--- Your task ---
Copy all lines in which the word "функции" can be found.

Data listing
****

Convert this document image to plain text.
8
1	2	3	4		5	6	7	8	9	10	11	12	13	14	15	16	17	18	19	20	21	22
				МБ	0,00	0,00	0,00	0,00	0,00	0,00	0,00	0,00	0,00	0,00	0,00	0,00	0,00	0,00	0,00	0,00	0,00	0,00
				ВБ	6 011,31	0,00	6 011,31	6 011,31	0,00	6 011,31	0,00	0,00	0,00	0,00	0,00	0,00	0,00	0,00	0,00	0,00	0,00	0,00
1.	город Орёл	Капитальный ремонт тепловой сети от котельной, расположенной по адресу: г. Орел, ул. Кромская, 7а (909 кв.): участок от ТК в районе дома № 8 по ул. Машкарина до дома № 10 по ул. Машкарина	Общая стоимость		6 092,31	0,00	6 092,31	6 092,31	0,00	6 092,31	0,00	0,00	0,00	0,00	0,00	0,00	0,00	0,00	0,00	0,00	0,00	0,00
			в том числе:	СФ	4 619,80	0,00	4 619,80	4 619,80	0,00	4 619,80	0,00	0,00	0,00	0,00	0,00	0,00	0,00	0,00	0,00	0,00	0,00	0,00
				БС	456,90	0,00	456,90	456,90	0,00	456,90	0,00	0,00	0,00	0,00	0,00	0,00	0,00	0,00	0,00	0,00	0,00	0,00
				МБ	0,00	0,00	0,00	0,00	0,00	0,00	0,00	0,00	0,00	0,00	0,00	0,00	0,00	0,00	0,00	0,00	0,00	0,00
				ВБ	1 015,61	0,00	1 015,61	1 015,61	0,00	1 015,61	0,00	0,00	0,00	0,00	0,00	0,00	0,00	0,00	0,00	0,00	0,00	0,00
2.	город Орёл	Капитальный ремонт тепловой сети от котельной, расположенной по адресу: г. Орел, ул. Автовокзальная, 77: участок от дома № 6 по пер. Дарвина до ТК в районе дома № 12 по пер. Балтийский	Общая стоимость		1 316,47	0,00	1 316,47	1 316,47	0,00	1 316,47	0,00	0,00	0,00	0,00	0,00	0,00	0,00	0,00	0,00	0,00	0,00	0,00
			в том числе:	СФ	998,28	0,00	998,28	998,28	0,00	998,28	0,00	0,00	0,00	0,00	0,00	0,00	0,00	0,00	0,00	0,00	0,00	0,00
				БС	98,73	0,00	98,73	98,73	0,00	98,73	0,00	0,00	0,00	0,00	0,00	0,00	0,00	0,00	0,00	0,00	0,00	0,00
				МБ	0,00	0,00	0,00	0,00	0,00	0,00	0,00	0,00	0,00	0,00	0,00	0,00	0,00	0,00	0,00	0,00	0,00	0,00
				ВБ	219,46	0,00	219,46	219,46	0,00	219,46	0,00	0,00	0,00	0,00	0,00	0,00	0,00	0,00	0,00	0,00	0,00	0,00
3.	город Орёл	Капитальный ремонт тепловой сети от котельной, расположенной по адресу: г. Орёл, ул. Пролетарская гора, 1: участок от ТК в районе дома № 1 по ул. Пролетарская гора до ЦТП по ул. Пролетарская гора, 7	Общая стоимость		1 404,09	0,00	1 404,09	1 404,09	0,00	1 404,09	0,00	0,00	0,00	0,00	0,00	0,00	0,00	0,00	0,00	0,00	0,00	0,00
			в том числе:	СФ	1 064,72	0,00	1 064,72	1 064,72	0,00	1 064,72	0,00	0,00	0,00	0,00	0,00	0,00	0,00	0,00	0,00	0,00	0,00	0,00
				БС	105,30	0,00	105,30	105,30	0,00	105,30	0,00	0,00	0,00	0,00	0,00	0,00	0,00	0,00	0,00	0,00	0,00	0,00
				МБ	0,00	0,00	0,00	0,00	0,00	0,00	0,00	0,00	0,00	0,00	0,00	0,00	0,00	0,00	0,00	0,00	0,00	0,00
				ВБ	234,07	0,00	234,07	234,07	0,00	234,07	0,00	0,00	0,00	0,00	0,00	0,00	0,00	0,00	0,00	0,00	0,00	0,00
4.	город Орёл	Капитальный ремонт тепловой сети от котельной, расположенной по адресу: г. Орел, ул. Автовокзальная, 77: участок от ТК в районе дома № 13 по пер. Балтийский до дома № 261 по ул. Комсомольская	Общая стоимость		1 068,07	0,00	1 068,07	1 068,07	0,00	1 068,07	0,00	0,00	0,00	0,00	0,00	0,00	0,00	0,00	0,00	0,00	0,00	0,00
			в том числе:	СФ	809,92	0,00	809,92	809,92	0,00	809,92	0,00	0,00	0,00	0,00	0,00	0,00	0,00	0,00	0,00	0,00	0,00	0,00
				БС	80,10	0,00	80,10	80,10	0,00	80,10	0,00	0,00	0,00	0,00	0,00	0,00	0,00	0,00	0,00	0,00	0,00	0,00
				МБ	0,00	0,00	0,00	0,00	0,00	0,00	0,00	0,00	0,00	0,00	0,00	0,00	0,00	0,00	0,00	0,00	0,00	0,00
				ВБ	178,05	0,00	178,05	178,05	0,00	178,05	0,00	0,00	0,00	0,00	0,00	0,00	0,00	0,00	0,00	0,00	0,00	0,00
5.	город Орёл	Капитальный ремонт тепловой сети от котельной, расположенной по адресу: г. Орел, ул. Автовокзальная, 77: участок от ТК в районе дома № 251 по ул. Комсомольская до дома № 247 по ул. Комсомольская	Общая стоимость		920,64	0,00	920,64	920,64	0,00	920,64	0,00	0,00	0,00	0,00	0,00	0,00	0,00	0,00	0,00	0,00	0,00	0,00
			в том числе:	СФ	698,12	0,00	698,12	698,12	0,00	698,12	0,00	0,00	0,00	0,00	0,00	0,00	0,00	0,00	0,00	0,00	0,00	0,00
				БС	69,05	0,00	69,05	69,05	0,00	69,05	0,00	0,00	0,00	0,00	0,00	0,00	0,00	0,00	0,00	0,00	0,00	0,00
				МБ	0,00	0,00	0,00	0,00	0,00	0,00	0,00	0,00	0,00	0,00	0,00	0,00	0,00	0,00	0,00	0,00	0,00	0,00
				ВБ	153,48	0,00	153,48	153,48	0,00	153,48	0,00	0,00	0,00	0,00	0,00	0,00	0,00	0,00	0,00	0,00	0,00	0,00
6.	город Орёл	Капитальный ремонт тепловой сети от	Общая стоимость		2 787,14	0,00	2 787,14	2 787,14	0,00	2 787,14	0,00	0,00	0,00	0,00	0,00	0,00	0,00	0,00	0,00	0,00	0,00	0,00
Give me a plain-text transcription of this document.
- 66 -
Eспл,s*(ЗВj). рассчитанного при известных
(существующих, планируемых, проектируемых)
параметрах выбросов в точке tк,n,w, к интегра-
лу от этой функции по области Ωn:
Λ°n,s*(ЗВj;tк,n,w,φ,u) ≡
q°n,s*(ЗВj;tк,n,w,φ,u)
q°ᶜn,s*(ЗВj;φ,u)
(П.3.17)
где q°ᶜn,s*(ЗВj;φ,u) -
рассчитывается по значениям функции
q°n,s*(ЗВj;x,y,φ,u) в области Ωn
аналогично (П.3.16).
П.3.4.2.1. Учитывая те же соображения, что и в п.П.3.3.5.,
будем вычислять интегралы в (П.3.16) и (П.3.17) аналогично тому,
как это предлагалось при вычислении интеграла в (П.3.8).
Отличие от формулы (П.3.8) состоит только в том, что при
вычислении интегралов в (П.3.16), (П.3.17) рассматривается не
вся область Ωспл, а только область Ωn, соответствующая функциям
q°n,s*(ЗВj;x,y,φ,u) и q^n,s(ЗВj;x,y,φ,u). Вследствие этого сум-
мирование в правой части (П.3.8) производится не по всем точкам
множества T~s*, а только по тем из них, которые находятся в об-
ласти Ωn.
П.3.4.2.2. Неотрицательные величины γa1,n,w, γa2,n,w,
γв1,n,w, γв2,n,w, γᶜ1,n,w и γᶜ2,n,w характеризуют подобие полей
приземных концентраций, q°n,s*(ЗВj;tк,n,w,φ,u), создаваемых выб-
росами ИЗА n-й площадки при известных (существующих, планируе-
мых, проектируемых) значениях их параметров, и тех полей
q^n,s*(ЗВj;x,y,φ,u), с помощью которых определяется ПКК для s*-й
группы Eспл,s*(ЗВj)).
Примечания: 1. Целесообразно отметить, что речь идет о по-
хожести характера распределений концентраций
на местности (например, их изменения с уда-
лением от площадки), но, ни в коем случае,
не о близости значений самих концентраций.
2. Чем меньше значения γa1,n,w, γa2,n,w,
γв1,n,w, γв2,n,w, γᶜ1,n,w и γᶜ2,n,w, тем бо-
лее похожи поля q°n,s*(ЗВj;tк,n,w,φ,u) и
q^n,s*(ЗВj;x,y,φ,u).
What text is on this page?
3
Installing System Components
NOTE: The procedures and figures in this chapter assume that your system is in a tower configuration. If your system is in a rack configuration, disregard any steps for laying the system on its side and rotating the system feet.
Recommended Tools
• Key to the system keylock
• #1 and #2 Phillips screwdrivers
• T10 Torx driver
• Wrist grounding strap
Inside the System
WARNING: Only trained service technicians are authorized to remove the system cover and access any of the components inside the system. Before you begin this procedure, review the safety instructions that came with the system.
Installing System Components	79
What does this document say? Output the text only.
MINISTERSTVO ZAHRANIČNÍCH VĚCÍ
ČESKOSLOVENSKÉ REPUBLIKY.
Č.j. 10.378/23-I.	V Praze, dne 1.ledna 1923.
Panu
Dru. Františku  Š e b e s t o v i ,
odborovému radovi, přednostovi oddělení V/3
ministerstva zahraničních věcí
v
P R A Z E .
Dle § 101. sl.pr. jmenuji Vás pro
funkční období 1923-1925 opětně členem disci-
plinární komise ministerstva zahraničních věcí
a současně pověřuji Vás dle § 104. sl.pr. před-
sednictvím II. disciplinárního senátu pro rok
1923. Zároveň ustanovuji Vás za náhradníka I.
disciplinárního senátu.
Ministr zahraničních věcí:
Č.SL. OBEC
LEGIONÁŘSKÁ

****

--- Finished task ---
лу от этой функции по области Ωn:
рассчитывается по значениям функции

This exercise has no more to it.